◆ Problem requirements: Only the number is wanted: how many lines hold the word "JSON"?

◆ Excerpted data:
----

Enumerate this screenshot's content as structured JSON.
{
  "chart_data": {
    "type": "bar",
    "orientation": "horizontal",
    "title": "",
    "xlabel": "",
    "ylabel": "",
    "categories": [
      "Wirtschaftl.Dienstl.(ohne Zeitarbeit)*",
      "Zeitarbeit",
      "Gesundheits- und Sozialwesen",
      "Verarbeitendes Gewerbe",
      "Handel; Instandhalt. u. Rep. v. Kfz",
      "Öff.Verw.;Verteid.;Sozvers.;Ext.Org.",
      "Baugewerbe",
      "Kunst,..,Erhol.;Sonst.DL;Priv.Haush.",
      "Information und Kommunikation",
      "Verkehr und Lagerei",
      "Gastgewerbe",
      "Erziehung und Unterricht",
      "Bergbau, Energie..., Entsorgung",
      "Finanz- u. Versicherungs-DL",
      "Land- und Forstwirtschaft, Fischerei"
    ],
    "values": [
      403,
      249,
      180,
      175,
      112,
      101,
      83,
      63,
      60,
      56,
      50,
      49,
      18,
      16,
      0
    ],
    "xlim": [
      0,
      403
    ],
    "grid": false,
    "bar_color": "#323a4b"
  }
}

----

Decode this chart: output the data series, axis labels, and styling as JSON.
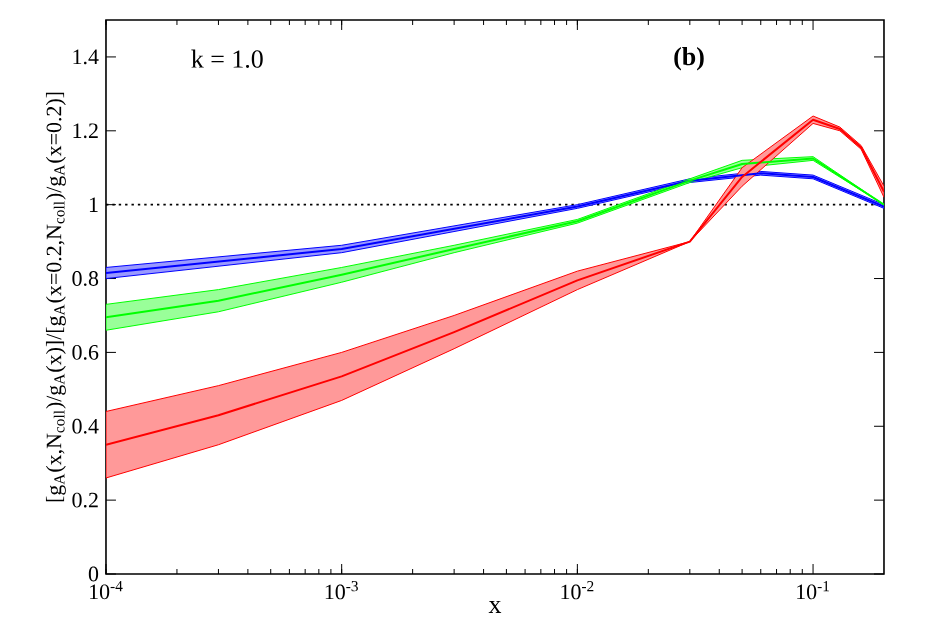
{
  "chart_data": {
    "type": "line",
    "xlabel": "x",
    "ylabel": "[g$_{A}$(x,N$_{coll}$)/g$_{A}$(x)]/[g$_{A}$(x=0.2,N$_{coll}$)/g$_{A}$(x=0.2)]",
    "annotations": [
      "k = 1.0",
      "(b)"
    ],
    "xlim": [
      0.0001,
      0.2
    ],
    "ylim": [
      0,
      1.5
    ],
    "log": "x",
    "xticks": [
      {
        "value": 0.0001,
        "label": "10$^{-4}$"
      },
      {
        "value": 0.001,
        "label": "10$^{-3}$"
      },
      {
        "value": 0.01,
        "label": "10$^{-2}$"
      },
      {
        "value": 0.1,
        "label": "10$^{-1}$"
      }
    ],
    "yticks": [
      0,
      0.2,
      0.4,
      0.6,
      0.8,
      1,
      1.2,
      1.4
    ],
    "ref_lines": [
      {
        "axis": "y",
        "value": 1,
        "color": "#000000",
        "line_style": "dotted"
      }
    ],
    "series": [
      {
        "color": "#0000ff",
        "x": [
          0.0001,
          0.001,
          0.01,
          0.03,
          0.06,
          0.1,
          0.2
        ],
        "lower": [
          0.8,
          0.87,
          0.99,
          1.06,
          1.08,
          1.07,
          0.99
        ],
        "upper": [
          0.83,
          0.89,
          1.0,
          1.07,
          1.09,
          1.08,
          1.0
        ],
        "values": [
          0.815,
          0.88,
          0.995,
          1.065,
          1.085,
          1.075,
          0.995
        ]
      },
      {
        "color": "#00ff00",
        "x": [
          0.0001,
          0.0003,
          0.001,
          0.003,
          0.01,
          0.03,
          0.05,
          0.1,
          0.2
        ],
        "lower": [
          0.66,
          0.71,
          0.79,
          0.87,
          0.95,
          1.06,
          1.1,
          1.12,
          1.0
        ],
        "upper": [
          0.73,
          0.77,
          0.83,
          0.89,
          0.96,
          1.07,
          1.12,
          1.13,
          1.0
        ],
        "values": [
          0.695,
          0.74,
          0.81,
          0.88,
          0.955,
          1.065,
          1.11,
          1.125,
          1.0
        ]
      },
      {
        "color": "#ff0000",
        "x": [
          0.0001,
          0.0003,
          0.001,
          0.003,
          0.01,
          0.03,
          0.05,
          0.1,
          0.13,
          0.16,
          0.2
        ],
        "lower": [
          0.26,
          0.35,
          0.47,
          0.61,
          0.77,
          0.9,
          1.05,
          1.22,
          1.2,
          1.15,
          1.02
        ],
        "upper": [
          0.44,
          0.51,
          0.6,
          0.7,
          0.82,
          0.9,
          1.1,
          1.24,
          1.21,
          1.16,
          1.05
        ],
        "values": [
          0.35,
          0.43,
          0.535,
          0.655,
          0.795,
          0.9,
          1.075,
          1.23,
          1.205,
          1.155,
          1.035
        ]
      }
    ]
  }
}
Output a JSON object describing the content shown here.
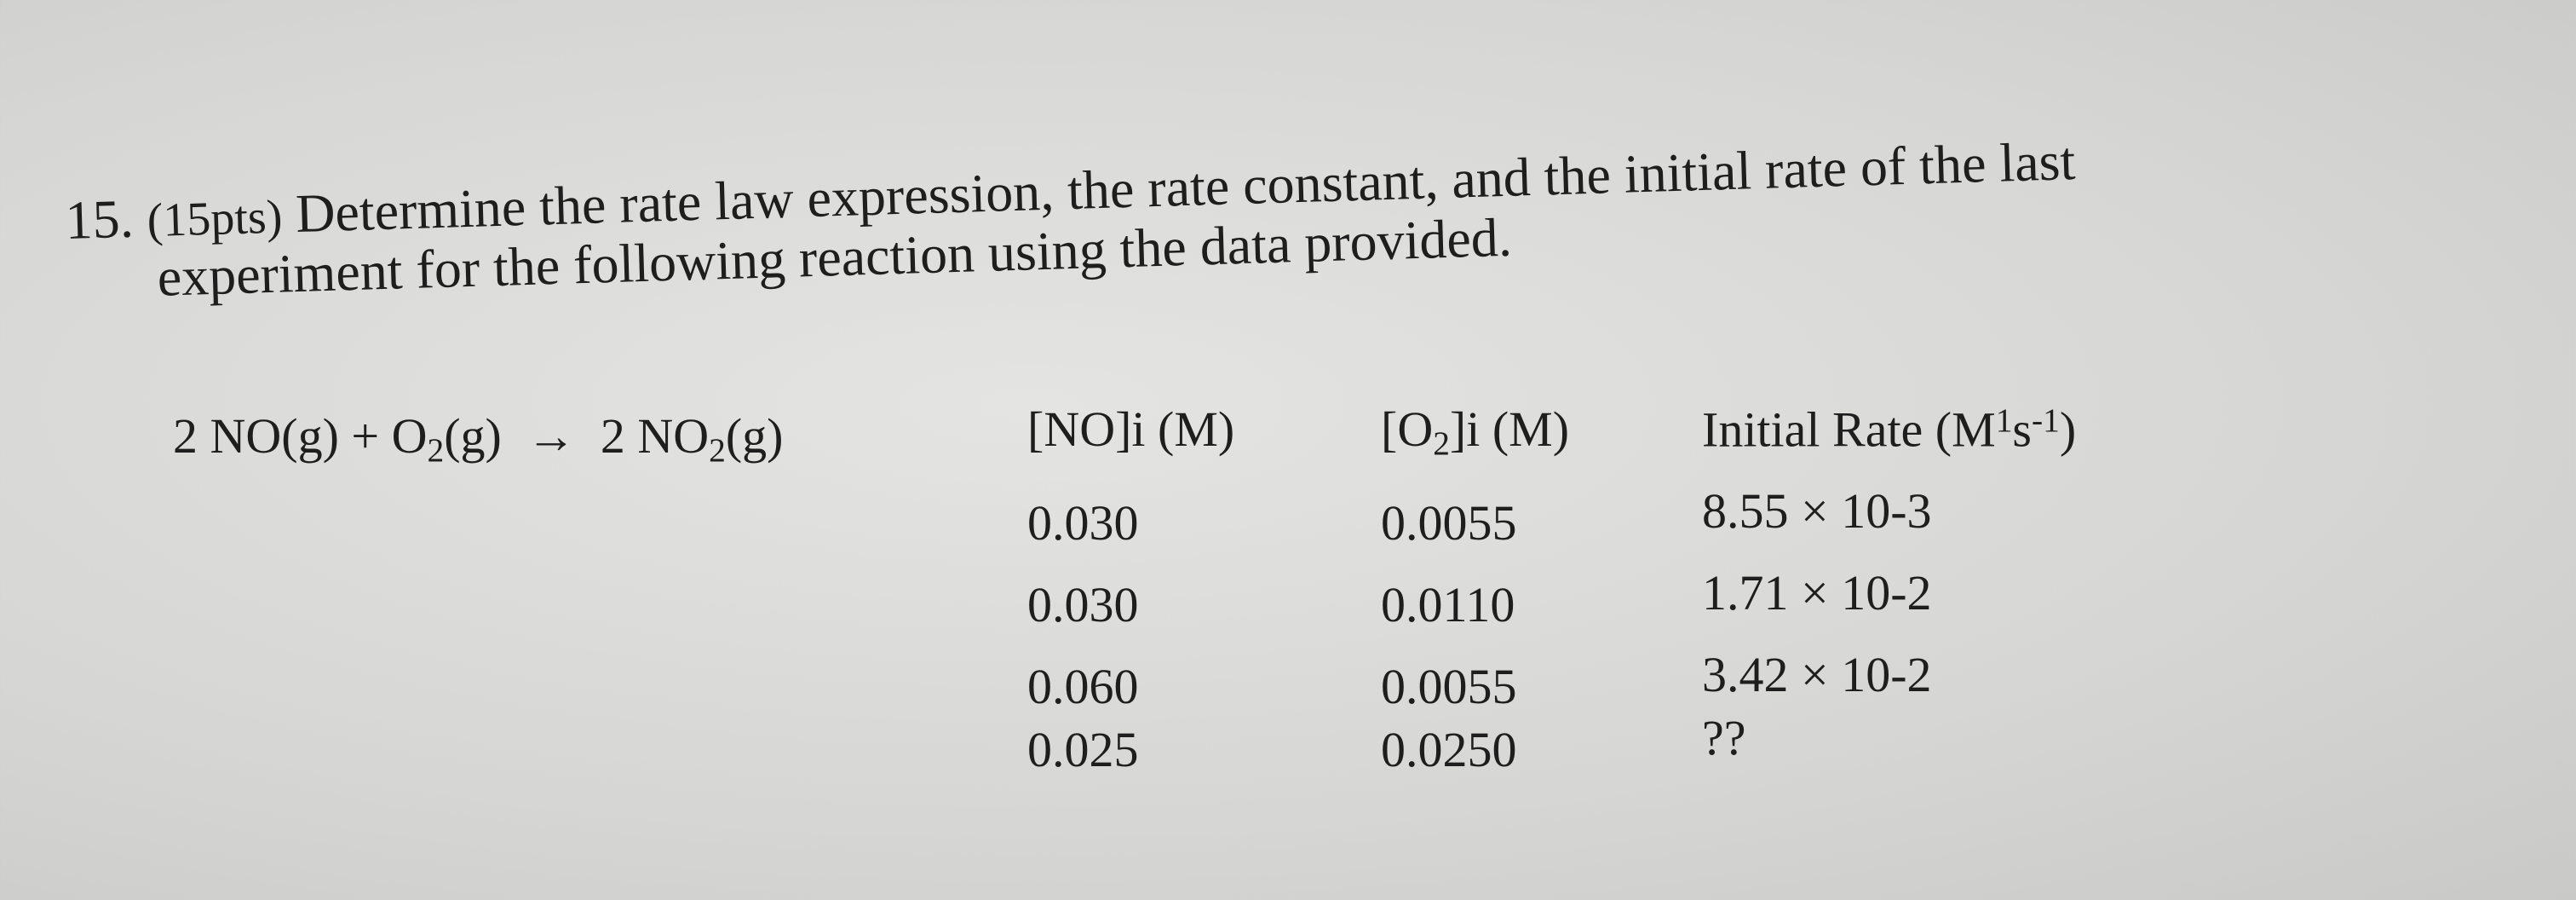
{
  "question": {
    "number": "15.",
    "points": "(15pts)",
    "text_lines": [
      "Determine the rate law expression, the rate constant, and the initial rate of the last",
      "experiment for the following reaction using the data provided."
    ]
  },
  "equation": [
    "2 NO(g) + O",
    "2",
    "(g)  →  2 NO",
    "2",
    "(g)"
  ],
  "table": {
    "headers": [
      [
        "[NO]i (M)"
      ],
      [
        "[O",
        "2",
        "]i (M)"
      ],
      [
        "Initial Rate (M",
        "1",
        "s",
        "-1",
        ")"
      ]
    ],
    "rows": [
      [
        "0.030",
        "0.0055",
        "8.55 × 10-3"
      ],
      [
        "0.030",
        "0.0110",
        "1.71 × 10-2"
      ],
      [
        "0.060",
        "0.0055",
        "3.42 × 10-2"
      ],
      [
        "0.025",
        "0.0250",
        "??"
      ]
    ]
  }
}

----

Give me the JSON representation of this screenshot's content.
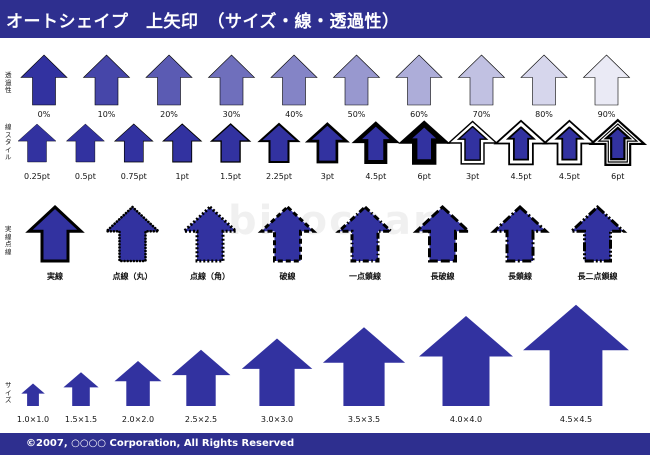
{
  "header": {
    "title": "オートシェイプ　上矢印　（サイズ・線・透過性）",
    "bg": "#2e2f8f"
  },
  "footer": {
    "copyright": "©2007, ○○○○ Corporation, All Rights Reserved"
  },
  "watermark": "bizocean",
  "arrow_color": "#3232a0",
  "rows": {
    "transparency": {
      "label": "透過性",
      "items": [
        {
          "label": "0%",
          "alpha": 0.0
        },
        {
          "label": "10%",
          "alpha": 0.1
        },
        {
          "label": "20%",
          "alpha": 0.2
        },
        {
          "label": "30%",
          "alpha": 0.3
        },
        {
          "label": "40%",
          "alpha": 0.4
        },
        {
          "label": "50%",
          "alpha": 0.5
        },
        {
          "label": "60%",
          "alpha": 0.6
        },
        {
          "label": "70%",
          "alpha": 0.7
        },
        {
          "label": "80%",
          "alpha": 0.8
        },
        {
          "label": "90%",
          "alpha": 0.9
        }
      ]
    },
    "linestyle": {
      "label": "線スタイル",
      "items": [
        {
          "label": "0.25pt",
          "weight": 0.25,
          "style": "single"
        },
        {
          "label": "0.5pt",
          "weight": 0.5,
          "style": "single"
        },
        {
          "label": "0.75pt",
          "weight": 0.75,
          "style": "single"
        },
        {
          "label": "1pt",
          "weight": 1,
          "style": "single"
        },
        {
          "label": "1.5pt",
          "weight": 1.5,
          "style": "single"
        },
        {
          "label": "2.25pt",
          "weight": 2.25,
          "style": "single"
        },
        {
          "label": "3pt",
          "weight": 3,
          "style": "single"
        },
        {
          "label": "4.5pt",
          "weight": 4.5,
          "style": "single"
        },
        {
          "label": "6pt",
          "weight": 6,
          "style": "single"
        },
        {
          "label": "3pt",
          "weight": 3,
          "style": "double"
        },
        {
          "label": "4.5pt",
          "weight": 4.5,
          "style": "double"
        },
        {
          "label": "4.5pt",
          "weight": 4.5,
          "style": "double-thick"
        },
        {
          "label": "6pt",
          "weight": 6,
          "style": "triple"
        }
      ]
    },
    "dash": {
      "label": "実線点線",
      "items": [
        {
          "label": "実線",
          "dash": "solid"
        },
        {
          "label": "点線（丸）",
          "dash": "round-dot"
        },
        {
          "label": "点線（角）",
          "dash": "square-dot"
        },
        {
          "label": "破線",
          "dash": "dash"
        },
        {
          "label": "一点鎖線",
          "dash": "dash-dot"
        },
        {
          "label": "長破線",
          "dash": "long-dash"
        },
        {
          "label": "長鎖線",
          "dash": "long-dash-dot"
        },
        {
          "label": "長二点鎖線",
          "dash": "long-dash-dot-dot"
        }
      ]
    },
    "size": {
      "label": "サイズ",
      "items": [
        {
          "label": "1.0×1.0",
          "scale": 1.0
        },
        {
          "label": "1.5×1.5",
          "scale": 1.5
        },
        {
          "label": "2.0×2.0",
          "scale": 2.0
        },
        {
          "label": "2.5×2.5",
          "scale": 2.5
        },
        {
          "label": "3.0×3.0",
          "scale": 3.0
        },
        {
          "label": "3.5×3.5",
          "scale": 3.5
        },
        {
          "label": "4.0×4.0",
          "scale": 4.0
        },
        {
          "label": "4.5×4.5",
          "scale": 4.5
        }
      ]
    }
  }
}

----

◆ Result for this task: 4